DO THIS
Word for word, transcribe the lines below and drop the pictures.

SUPPLIED MATERIAL
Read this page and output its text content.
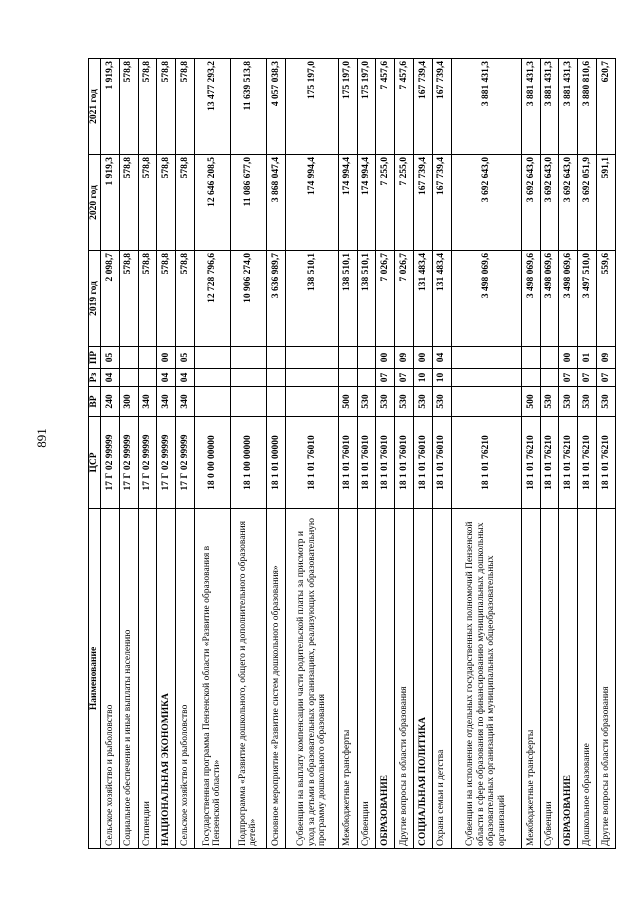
891
Наименование	ЦСР	ВР	Рз	ПР	2019 год	2020 год	2021 год
Сельское хозяйство и рыболовство	17 Г 02 99999	240	04	05	2 098,7	1 919,3	1 919,3
Социальное обеспечение и иные выплаты населению	17 Г 02 99999	300			578,8	578,8	578,8
Стипендии	17 Г 02 99999	340			578,8	578,8	578,8
НАЦИОНАЛЬНАЯ ЭКОНОМИКА	17 Г 02 99999	340	04	00	578,8	578,8	578,8
Сельское хозяйство и рыболовство	17 Г 02 99999	340	04	05	578,8	578,8	578,8
Государственная программа Пензенской области «Развитие образования в Пензенской области»	18 0 00 00000				12 728 796,6	12 646 208,5	13 477 293,2
Подпрограмма «Развитие дошкольного, общего и дополнительного образования детей»	18 1 00 00000				10 906 274,0	11 086 677,0	11 639 513,8
Основное мероприятие «Развитие систем дошкольного образования»	18 1 01 00000				3 636 989,7	3 868 047,4	4 057 038,3
Субвенции на выплату компенсации части родительской платы за присмотр и уход за детьми в образовательных организациях, реализующих образовательную программу дошкольного образования	18 1 01 76010				138 510,1	174 994,4	175 197,0
Межбюджетные трансферты	18 1 01 76010	500			138 510,1	174 994,4	175 197,0
Субвенции	18 1 01 76010	530			138 510,1	174 994,4	175 197,0
ОБРАЗОВАНИЕ	18 1 01 76010	530	07	00	7 026,7	7 255,0	7 457,6
Другие вопросы в области образования	18 1 01 76010	530	07	09	7 026,7	7 255,0	7 457,6
СОЦИАЛЬНАЯ ПОЛИТИКА	18 1 01 76010	530	10	00	131 483,4	167 739,4	167 739,4
Охрана семьи и детства	18 1 01 76010	530	10	04	131 483,4	167 739,4	167 739,4
Субвенции на исполнение отдельных государственных полномочий Пензенской области в сфере образования по финансированию муниципальных дошкольных образовательных организаций и муниципальных общеобразовательных организаций	18 1 01 76210				3 498 069,6	3 692 643,0	3 881 431,3
Межбюджетные трансферты	18 1 01 76210	500			3 498 069,6	3 692 643,0	3 881 431,3
Субвенции	18 1 01 76210	530			3 498 069,6	3 692 643,0	3 881 431,3
ОБРАЗОВАНИЕ	18 1 01 76210	530	07	00	3 498 069,6	3 692 643,0	3 881 431,3
Дошкольное образование	18 1 01 76210	530	07	01	3 497 510,0	3 692 051,9	3 880 810,6
Другие вопросы в области образования	18 1 01 76210	530	07	09	559,6	591,1	620,7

FULL OUTPUT
Read this page and output its text content.
891
Наименование	ЦСР	ВР	Рз	ПР	2019 год	2020 год	2021 год
Сельское хозяйство и рыболовство	17 Г 02 99999	240	04	05	2 098,7	1 919,3	1 919,3
Социальное обеспечение и иные выплаты населению	17 Г 02 99999	300			578,8	578,8	578,8
Стипендии	17 Г 02 99999	340			578,8	578,8	578,8
НАЦИОНАЛЬНАЯ ЭКОНОМИКА	17 Г 02 99999	340	04	00	578,8	578,8	578,8
Сельское хозяйство и рыболовство	17 Г 02 99999	340	04	05	578,8	578,8	578,8
Государственная программа Пензенской области «Развитие образования в Пензенской области»	18 0 00 00000				12 728 796,6	12 646 208,5	13 477 293,2
Подпрограмма «Развитие дошкольного, общего и дополнительного образования детей»	18 1 00 00000				10 906 274,0	11 086 677,0	11 639 513,8
Основное мероприятие «Развитие систем дошкольного образования»	18 1 01 00000				3 636 989,7	3 868 047,4	4 057 038,3
Субвенции на выплату компенсации части родительской платы за присмотр и уход за детьми в образовательных организациях, реализующих образовательную программу дошкольного образования	18 1 01 76010				138 510,1	174 994,4	175 197,0
Межбюджетные трансферты	18 1 01 76010	500			138 510,1	174 994,4	175 197,0
Субвенции	18 1 01 76010	530			138 510,1	174 994,4	175 197,0
ОБРАЗОВАНИЕ	18 1 01 76010	530	07	00	7 026,7	7 255,0	7 457,6
Другие вопросы в области образования	18 1 01 76010	530	07	09	7 026,7	7 255,0	7 457,6
СОЦИАЛЬНАЯ ПОЛИТИКА	18 1 01 76010	530	10	00	131 483,4	167 739,4	167 739,4
Охрана семьи и детства	18 1 01 76010	530	10	04	131 483,4	167 739,4	167 739,4
Субвенции на исполнение отдельных государственных полномочий Пензенской области в сфере образования по финансированию муниципальных дошкольных образовательных организаций и муниципальных общеобразовательных организаций	18 1 01 76210				3 498 069,6	3 692 643,0	3 881 431,3
Межбюджетные трансферты	18 1 01 76210	500			3 498 069,6	3 692 643,0	3 881 431,3
Субвенции	18 1 01 76210	530			3 498 069,6	3 692 643,0	3 881 431,3
ОБРАЗОВАНИЕ	18 1 01 76210	530	07	00	3 498 069,6	3 692 643,0	3 881 431,3
Дошкольное образование	18 1 01 76210	530	07	01	3 497 510,0	3 692 051,9	3 880 810,6
Другие вопросы в области образования	18 1 01 76210	530	07	09	559,6	591,1	620,7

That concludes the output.